• _What to work on_
Locate every line in the records below that holds the word "информация" and return each one.

** Begin Data for this exercise **

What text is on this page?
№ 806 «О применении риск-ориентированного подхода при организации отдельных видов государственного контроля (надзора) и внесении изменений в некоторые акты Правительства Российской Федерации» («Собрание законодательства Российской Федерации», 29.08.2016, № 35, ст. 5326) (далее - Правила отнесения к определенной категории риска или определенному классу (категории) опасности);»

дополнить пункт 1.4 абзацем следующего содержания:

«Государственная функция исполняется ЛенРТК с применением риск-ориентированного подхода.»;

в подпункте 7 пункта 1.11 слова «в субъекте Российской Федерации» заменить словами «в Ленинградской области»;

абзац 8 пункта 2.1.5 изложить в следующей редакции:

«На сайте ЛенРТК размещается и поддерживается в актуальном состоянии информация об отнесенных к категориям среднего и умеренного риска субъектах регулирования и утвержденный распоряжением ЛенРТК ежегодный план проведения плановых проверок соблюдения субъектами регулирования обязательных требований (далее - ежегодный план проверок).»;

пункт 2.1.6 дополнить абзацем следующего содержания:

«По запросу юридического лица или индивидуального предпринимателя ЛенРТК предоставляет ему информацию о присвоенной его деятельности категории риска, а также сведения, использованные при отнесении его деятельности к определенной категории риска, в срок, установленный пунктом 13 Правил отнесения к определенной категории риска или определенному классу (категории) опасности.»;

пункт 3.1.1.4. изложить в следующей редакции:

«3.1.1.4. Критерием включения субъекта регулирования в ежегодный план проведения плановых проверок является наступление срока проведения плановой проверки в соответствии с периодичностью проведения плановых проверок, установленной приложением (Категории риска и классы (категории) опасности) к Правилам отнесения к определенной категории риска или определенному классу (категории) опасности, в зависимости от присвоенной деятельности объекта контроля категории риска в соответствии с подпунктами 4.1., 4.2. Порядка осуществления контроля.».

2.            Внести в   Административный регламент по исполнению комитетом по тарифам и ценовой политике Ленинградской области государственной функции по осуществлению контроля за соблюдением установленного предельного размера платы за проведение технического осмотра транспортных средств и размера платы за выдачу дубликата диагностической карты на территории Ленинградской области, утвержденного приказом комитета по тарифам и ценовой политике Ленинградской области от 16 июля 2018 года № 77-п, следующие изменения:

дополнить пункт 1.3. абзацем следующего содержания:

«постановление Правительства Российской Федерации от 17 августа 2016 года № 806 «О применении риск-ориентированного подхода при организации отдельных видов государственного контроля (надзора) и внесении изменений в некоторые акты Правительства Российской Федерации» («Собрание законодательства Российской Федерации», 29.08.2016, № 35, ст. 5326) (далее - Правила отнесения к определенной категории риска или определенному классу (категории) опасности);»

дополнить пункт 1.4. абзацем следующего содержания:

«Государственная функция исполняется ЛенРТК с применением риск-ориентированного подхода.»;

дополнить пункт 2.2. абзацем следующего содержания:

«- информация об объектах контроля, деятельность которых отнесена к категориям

** End Data for this exercise **

• _Reply_
«На сайте ЛенРТК размещается и поддерживается в актуальном состоянии информация об отнесенных к категориям среднего и умеренного риска субъектах регулирования и утвержденный распоряжением ЛенРТК ежегодный план проведения плановых проверок соблюдения субъектами регулирования обязательных требований (далее - ежегодный план проверок).»;
«- информация об объектах контроля, деятельность которых отнесена к категориям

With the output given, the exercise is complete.